──────── Supplied passage ────────

Hi,

I don't believe that the peers entry is responsible for that exception.
Looking at the driver code, I can't even think of a scenario where that
exception would be thrown... I will run some tests in the next couple of
days to try and figure something out.

One thing that is certain from those log messages is that the tokenmap
computation is very slow (20 seconds). With 100+ nodes and 256 vnodes per
node, we should expect the token map computation to be a bit slower but 20
seconds is definitely too much. I've opened CSHARP-901 to track this. [1]

João Reis

[1] https://datastax-oss.atlassian.net/browse/CSHARP-901

Gediminas Blazys <gediminas.bla...@microsoft.com.invalid> escreveu no dia
segunda, 4/05/2020 à(s) 11:13:

> Hello again,
>
>
>
> Looking into system.peers we found that some nodes contain entries about
> themselves with null values. Not sure if this could be an issue, maybe
> someone saw something similar? This state is there before including the
> funky DC into replication.

──────── Given records ────────

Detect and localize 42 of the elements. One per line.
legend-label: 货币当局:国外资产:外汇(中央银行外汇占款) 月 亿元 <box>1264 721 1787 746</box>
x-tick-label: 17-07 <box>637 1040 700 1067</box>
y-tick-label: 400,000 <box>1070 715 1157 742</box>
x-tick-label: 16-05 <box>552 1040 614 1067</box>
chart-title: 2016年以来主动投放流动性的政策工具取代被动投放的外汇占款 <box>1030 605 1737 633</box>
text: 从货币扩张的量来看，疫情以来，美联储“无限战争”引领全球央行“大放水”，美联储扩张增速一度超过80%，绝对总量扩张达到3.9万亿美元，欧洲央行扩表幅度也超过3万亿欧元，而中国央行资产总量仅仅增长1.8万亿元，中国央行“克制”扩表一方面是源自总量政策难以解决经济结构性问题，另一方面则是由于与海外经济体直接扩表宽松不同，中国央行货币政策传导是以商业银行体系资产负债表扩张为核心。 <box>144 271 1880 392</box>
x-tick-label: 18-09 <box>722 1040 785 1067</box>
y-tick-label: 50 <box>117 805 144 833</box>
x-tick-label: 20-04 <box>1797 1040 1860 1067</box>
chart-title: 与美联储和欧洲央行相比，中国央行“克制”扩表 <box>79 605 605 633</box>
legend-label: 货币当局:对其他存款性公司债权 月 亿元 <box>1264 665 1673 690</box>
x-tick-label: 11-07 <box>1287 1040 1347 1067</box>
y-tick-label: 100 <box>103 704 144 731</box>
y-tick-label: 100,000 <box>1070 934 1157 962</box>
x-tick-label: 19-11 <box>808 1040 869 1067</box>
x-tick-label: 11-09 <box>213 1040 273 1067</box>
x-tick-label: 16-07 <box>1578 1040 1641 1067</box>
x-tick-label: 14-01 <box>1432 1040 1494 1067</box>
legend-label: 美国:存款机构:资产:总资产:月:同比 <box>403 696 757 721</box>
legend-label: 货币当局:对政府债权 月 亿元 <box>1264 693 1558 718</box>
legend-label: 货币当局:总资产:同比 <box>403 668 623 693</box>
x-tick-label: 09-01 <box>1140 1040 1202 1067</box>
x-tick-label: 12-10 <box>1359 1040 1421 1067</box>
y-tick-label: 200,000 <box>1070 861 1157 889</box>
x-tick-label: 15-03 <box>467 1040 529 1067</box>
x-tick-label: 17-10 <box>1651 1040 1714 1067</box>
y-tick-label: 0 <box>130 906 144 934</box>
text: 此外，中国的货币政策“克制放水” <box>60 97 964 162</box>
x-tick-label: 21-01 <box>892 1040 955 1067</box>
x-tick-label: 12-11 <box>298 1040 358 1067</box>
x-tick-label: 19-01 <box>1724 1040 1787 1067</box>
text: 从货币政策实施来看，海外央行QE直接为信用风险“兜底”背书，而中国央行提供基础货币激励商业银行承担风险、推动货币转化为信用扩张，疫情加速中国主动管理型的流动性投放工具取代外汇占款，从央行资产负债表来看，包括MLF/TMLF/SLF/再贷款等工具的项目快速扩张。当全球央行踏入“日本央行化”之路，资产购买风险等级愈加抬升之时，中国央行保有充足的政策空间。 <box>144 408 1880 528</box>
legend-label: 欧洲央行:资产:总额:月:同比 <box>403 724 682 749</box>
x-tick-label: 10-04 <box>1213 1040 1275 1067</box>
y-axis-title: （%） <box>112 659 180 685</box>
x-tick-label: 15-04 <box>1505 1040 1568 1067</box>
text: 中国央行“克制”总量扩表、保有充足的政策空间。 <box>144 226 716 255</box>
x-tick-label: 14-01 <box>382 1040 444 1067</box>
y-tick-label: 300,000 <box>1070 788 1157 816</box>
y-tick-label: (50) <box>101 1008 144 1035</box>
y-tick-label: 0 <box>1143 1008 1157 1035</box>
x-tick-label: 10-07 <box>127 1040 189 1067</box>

────────

What you will do:
1 > Answer these questions about the driver discussion above, one per line:
(a) How long did the token map computation take, according to the log messages?
(b) Which ticket was opened to track the slow computation?
(c) What did some nodes in system.peers contain entries about?
2 > Finish out the next part of the driver discussion above, starting after its last sentence.

Written responses:
1 >
(a) 20 seconds
(b) CSHARP-901
(c) Themselves, with null values

2 >
>
> peer
>
>  data_center
>
>  host_id
>
>  preferred_ip
>
>  rack
>
>  release_version
>
>  rpc_address
>
>  schema_version
>
>  tokens
>
> <IP address>
>
>         null
>
>                                  null
>
>  192.168.104.111
>
>   null
>
>             null
>
>             null
>
> null
>
> null
>
>
>
> Have a wonderful day 😊
>
>
>
> Gediminas
>
>
>
> *From:* Gediminas Blazys <gediminas.bla...@microsoft.com.INVALID>
> *Sent:* Monday, May 4, 2020 10:09
> *To:* user@cassandra.apache.org
> *Subject:* RE: [EXTERNAL] Re: Adding new DC results in clients failing to
> connect
>
>
>
> Hello,
>
>
>
> Thanks for the reply.
>
>
>
> Following your advice we took a look at system.local for seed nodes and
> compared that data with nodetool ring. Both sources contain the same tokens
> for these specific hosts. Will continue looking into system.peers.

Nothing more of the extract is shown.